▶ **Work to be completed**: Work out the number of lines in the listing that include the string "JSON". Reply with that number alone.

▶ **Extracted material**:

------------------------------------------------

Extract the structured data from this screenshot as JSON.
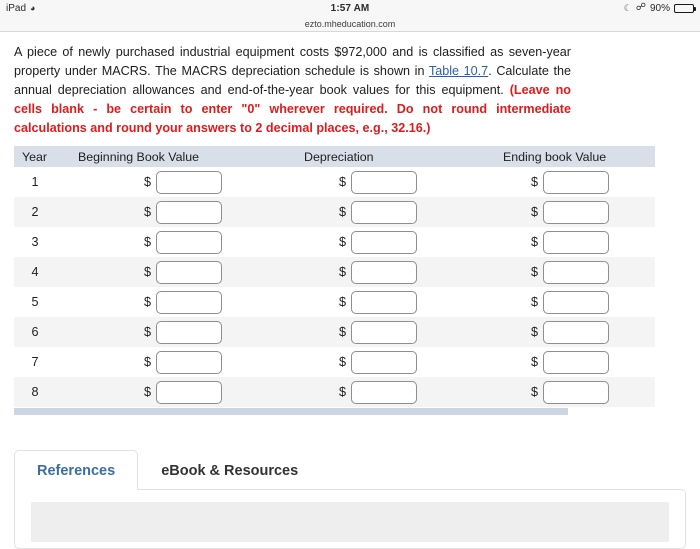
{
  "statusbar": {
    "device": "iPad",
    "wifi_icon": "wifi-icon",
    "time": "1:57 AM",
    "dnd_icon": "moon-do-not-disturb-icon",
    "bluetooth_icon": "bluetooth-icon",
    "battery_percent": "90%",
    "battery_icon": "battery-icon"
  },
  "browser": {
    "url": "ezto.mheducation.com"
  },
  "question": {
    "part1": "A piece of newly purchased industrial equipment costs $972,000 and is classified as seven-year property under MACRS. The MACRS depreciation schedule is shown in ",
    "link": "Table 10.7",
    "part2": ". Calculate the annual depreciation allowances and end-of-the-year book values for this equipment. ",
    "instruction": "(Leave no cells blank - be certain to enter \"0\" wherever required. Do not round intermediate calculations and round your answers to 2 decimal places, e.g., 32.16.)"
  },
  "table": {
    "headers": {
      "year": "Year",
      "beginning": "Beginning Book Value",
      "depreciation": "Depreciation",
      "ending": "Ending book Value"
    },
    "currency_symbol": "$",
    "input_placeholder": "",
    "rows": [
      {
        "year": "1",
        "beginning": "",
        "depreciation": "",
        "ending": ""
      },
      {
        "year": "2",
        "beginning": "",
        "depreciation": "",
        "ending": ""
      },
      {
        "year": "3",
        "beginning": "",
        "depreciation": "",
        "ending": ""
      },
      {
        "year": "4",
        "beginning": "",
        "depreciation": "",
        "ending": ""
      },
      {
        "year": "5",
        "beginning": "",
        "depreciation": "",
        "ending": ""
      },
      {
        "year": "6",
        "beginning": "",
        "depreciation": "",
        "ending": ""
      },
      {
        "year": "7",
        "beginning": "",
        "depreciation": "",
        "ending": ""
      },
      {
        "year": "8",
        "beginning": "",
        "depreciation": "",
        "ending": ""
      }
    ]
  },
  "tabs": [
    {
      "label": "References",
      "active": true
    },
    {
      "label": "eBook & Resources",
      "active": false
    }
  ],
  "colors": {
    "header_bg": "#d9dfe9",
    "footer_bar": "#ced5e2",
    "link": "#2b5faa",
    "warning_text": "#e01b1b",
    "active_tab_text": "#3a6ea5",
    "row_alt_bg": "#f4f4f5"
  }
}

------------------------------------------------

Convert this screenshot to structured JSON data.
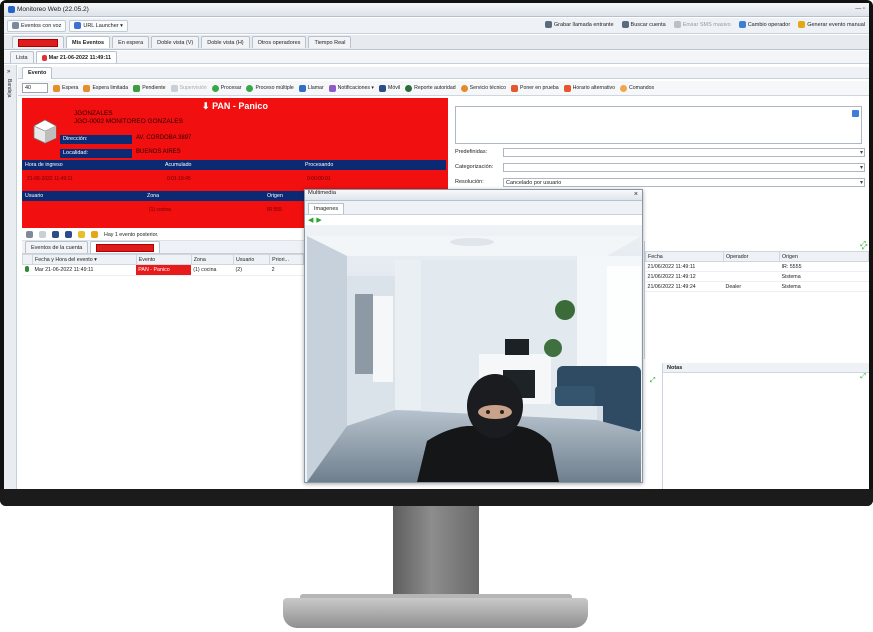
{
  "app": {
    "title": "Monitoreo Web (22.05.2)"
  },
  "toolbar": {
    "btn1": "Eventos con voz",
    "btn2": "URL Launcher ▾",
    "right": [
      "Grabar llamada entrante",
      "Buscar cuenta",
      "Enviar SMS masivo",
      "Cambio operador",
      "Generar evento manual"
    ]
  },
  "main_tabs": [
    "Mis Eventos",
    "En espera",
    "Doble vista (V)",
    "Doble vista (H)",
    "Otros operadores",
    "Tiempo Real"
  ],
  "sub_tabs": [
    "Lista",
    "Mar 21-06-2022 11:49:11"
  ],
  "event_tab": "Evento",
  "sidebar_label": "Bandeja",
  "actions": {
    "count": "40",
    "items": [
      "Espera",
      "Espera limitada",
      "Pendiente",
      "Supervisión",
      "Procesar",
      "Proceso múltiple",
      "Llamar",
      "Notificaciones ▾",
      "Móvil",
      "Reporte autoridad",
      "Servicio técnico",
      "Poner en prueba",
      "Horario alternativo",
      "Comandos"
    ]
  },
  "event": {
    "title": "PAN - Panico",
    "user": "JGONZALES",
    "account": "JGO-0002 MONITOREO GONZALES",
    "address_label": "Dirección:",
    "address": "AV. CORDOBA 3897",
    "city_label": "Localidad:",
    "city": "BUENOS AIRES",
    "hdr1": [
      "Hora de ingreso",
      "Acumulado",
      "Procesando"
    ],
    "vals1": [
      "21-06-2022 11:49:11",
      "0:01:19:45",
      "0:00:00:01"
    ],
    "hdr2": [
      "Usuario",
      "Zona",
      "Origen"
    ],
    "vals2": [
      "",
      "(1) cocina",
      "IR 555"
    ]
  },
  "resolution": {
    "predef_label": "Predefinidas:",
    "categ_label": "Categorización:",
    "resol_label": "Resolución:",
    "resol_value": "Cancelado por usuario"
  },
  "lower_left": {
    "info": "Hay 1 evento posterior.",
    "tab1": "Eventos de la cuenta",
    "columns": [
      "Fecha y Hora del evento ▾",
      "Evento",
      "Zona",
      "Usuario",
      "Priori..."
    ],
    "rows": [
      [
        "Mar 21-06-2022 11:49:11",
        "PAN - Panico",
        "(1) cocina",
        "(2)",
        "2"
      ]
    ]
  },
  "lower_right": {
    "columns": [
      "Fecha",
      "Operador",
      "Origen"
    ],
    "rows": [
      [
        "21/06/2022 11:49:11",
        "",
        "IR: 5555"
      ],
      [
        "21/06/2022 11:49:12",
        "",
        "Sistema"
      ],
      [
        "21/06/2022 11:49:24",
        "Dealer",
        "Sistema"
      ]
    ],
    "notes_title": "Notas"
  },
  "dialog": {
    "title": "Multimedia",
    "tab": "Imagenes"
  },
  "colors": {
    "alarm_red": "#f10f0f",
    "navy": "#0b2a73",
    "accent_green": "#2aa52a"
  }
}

------------------------------------------------

▶ **Completed exercise**: 2